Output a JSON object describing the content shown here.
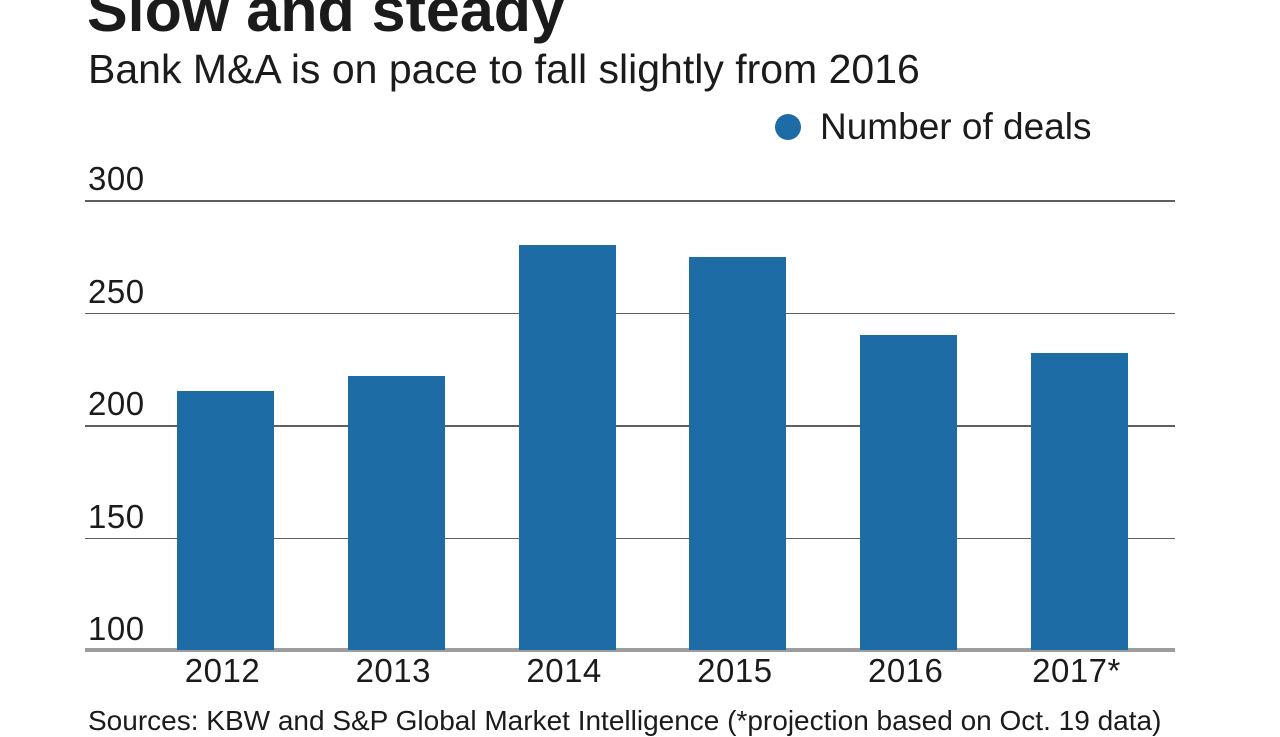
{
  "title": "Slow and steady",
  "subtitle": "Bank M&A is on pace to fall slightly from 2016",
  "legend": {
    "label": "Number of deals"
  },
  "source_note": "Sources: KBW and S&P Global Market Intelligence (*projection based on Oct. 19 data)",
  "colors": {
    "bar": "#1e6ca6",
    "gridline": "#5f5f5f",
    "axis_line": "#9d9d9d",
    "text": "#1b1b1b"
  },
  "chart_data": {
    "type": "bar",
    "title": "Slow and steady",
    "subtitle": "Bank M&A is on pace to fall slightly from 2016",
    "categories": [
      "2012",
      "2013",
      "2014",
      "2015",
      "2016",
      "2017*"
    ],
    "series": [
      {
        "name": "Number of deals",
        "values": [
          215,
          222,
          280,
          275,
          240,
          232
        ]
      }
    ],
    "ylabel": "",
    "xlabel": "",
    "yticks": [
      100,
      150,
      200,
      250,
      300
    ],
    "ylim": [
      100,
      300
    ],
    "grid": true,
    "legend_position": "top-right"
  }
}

_ _ _ _

THE PROBLEM ▸
Return all of the entries word for word, but omit the pictures.

SOLUTION TO THE PROBLEM ▸
Output a JSON object describing the content shown here.
{
  "title": "Slow and steady",
  "subtitle": "Bank M&A is on pace to fall slightly from 2016",
  "legend": {
    "label": "Number of deals"
  },
  "source_note": "Sources: KBW and S&P Global Market Intelligence (*projection based on Oct. 19 data)",
  "colors": {
    "bar": "#1e6ca6",
    "gridline": "#5f5f5f",
    "axis_line": "#9d9d9d",
    "text": "#1b1b1b"
  },
  "chart_data": {
    "type": "bar",
    "title": "Slow and steady",
    "subtitle": "Bank M&A is on pace to fall slightly from 2016",
    "categories": [
      "2012",
      "2013",
      "2014",
      "2015",
      "2016",
      "2017*"
    ],
    "series": [
      {
        "name": "Number of deals",
        "values": [
          215,
          222,
          280,
          275,
          240,
          232
        ]
      }
    ],
    "ylabel": "",
    "xlabel": "",
    "yticks": [
      100,
      150,
      200,
      250,
      300
    ],
    "ylim": [
      100,
      300
    ],
    "grid": true,
    "legend_position": "top-right"
  }
}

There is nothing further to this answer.